* [Problem to solve]: Write out all of the records precisely. Skip anything that is a picture.

* [Input]:

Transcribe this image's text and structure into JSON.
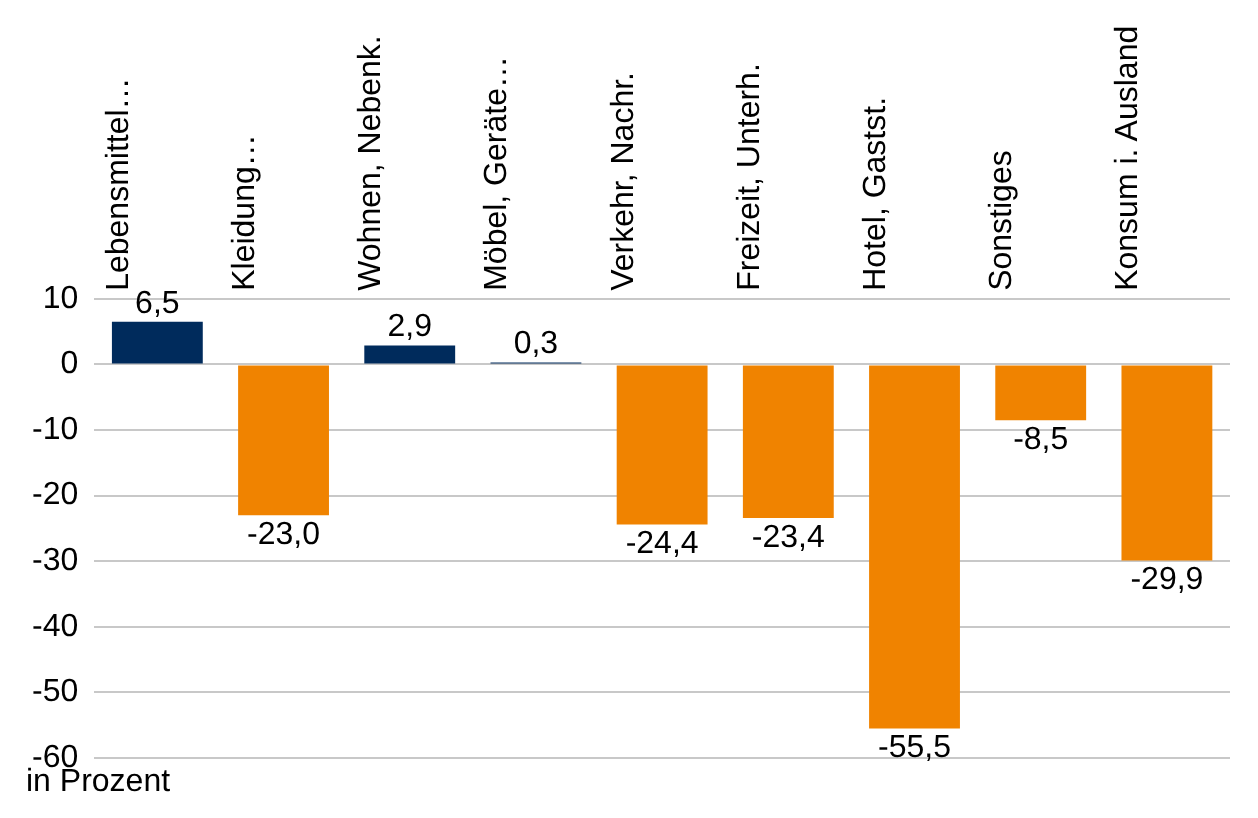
{
  "chart_data": {
    "type": "bar",
    "categories": [
      "Lebensmittel…",
      "Kleidung…",
      "Wohnen, Nebenk.",
      "Möbel, Geräte…",
      "Verkehr, Nachr.",
      "Freizeit, Unterh.",
      "Hotel, Gastst.",
      "Sonstiges",
      "Konsum i. Ausland"
    ],
    "values": [
      6.5,
      -23.0,
      2.9,
      0.3,
      -24.4,
      -23.4,
      -55.5,
      -8.5,
      -29.9
    ],
    "colors": [
      "#002b5c",
      "#f08300",
      "#002b5c",
      "#002b5c",
      "#f08300",
      "#f08300",
      "#f08300",
      "#f08300",
      "#f08300"
    ],
    "value_labels": [
      "6,5",
      "-23,0",
      "2,9",
      "0,3",
      "-24,4",
      "-23,4",
      "-55,5",
      "-8,5",
      "-29,9"
    ],
    "ylim": [
      -60,
      10
    ],
    "yticks": [
      -60,
      -50,
      -40,
      -30,
      -20,
      -10,
      0,
      10
    ],
    "grid": "y",
    "legend": false,
    "annotations": [
      "in Prozent"
    ]
  }
}
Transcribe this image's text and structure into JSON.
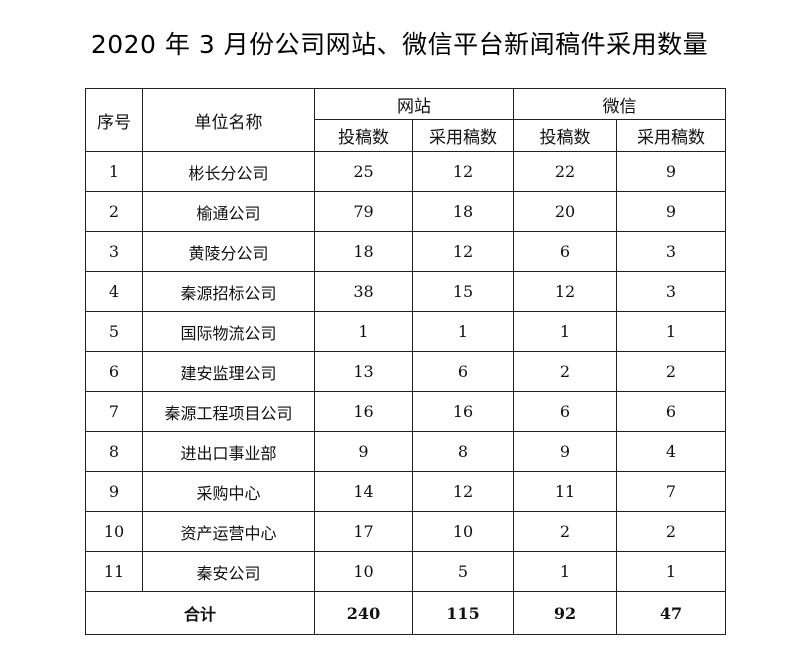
{
  "title": "2020 年 3 月份公司网站、微信平台新闻稿件采用数量",
  "headers": {
    "seq": "序号",
    "unit": "单位名称",
    "website": "网站",
    "wechat": "微信",
    "submitted": "投稿数",
    "adopted": "采用稿数"
  },
  "rows": [
    {
      "seq": "1",
      "unit": "彬长分公司",
      "web_submitted": "25",
      "web_adopted": "12",
      "wx_submitted": "22",
      "wx_adopted": "9"
    },
    {
      "seq": "2",
      "unit": "榆通公司",
      "web_submitted": "79",
      "web_adopted": "18",
      "wx_submitted": "20",
      "wx_adopted": "9"
    },
    {
      "seq": "3",
      "unit": "黄陵分公司",
      "web_submitted": "18",
      "web_adopted": "12",
      "wx_submitted": "6",
      "wx_adopted": "3"
    },
    {
      "seq": "4",
      "unit": "秦源招标公司",
      "web_submitted": "38",
      "web_adopted": "15",
      "wx_submitted": "12",
      "wx_adopted": "3"
    },
    {
      "seq": "5",
      "unit": "国际物流公司",
      "web_submitted": "1",
      "web_adopted": "1",
      "wx_submitted": "1",
      "wx_adopted": "1"
    },
    {
      "seq": "6",
      "unit": "建安监理公司",
      "web_submitted": "13",
      "web_adopted": "6",
      "wx_submitted": "2",
      "wx_adopted": "2"
    },
    {
      "seq": "7",
      "unit": "秦源工程项目公司",
      "web_submitted": "16",
      "web_adopted": "16",
      "wx_submitted": "6",
      "wx_adopted": "6"
    },
    {
      "seq": "8",
      "unit": "进出口事业部",
      "web_submitted": "9",
      "web_adopted": "8",
      "wx_submitted": "9",
      "wx_adopted": "4"
    },
    {
      "seq": "9",
      "unit": "采购中心",
      "web_submitted": "14",
      "web_adopted": "12",
      "wx_submitted": "11",
      "wx_adopted": "7"
    },
    {
      "seq": "10",
      "unit": "资产运营中心",
      "web_submitted": "17",
      "web_adopted": "10",
      "wx_submitted": "2",
      "wx_adopted": "2"
    },
    {
      "seq": "11",
      "unit": "秦安公司",
      "web_submitted": "10",
      "web_adopted": "5",
      "wx_submitted": "1",
      "wx_adopted": "1"
    }
  ],
  "total": {
    "label": "合计",
    "web_submitted": "240",
    "web_adopted": "115",
    "wx_submitted": "92",
    "wx_adopted": "47"
  }
}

* [Written answer]:
Transcribe this image's text and structure into JSON.
{
  "chart_data": {
    "type": "bar",
    "categories": [
      "Lebensmittel…",
      "Kleidung…",
      "Wohnen, Nebenk.",
      "Möbel, Geräte…",
      "Verkehr, Nachr.",
      "Freizeit, Unterh.",
      "Hotel, Gastst.",
      "Sonstiges",
      "Konsum i. Ausland"
    ],
    "values": [
      6.5,
      -23.0,
      2.9,
      0.3,
      -24.4,
      -23.4,
      -55.5,
      -8.5,
      -29.9
    ],
    "colors": [
      "#002b5c",
      "#f08300",
      "#002b5c",
      "#002b5c",
      "#f08300",
      "#f08300",
      "#f08300",
      "#f08300",
      "#f08300"
    ],
    "value_labels": [
      "6,5",
      "-23,0",
      "2,9",
      "0,3",
      "-24,4",
      "-23,4",
      "-55,5",
      "-8,5",
      "-29,9"
    ],
    "ylim": [
      -60,
      10
    ],
    "yticks": [
      -60,
      -50,
      -40,
      -30,
      -20,
      -10,
      0,
      10
    ],
    "grid": "y",
    "legend": false,
    "annotations": [
      "in Prozent"
    ]
  }
}
Transcribe this image's text and structure into JSON.
{
  "title": "2020 年 3 月份公司网站、微信平台新闻稿件采用数量",
  "headers": {
    "seq": "序号",
    "unit": "单位名称",
    "website": "网站",
    "wechat": "微信",
    "submitted": "投稿数",
    "adopted": "采用稿数"
  },
  "rows": [
    {
      "seq": "1",
      "unit": "彬长分公司",
      "web_submitted": "25",
      "web_adopted": "12",
      "wx_submitted": "22",
      "wx_adopted": "9"
    },
    {
      "seq": "2",
      "unit": "榆通公司",
      "web_submitted": "79",
      "web_adopted": "18",
      "wx_submitted": "20",
      "wx_adopted": "9"
    },
    {
      "seq": "3",
      "unit": "黄陵分公司",
      "web_submitted": "18",
      "web_adopted": "12",
      "wx_submitted": "6",
      "wx_adopted": "3"
    },
    {
      "seq": "4",
      "unit": "秦源招标公司",
      "web_submitted": "38",
      "web_adopted": "15",
      "wx_submitted": "12",
      "wx_adopted": "3"
    },
    {
      "seq": "5",
      "unit": "国际物流公司",
      "web_submitted": "1",
      "web_adopted": "1",
      "wx_submitted": "1",
      "wx_adopted": "1"
    },
    {
      "seq": "6",
      "unit": "建安监理公司",
      "web_submitted": "13",
      "web_adopted": "6",
      "wx_submitted": "2",
      "wx_adopted": "2"
    },
    {
      "seq": "7",
      "unit": "秦源工程项目公司",
      "web_submitted": "16",
      "web_adopted": "16",
      "wx_submitted": "6",
      "wx_adopted": "6"
    },
    {
      "seq": "8",
      "unit": "进出口事业部",
      "web_submitted": "9",
      "web_adopted": "8",
      "wx_submitted": "9",
      "wx_adopted": "4"
    },
    {
      "seq": "9",
      "unit": "采购中心",
      "web_submitted": "14",
      "web_adopted": "12",
      "wx_submitted": "11",
      "wx_adopted": "7"
    },
    {
      "seq": "10",
      "unit": "资产运营中心",
      "web_submitted": "17",
      "web_adopted": "10",
      "wx_submitted": "2",
      "wx_adopted": "2"
    },
    {
      "seq": "11",
      "unit": "秦安公司",
      "web_submitted": "10",
      "web_adopted": "5",
      "wx_submitted": "1",
      "wx_adopted": "1"
    }
  ],
  "total": {
    "label": "合计",
    "web_submitted": "240",
    "web_adopted": "115",
    "wx_submitted": "92",
    "wx_adopted": "47"
  }
}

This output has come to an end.